(Stored entries)
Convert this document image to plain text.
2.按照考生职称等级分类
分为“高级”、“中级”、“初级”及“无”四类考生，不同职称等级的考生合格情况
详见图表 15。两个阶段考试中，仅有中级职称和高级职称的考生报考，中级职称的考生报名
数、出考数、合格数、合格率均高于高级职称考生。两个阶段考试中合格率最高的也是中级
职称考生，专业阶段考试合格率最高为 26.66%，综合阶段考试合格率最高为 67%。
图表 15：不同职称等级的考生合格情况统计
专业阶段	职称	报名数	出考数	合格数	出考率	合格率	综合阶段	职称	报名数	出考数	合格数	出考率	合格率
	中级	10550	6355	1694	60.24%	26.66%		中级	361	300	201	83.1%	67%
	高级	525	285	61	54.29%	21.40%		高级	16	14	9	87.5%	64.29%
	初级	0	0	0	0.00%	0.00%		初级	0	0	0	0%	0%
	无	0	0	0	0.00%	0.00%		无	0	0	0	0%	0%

EXERCISE AIM: Using the data above, repeat every line exactly.

REPLY TO THE TASK:
Convert this document image to plain text.
2.按照考生职称等级分类
分为“高级”、“中级”、“初级”及“无”四类考生，不同职称等级的考生合格情况
详见图表 15。两个阶段考试中，仅有中级职称和高级职称的考生报考，中级职称的考生报名
数、出考数、合格数、合格率均高于高级职称考生。两个阶段考试中合格率最高的也是中级
职称考生，专业阶段考试合格率最高为 26.66%，综合阶段考试合格率最高为 67%。
图表 15：不同职称等级的考生合格情况统计
专业阶段	职称	报名数	出考数	合格数	出考率	合格率	综合阶段	职称	报名数	出考数	合格数	出考率	合格率
	中级	10550	6355	1694	60.24%	26.66%		中级	361	300	201	83.1%	67%
	高级	525	285	61	54.29%	21.40%		高级	16	14	9	87.5%	64.29%
	初级	0	0	0	0.00%	0.00%		初级	0	0	0	0%	0%
	无	0	0	0	0.00%	0.00%		无	0	0	0	0%	0%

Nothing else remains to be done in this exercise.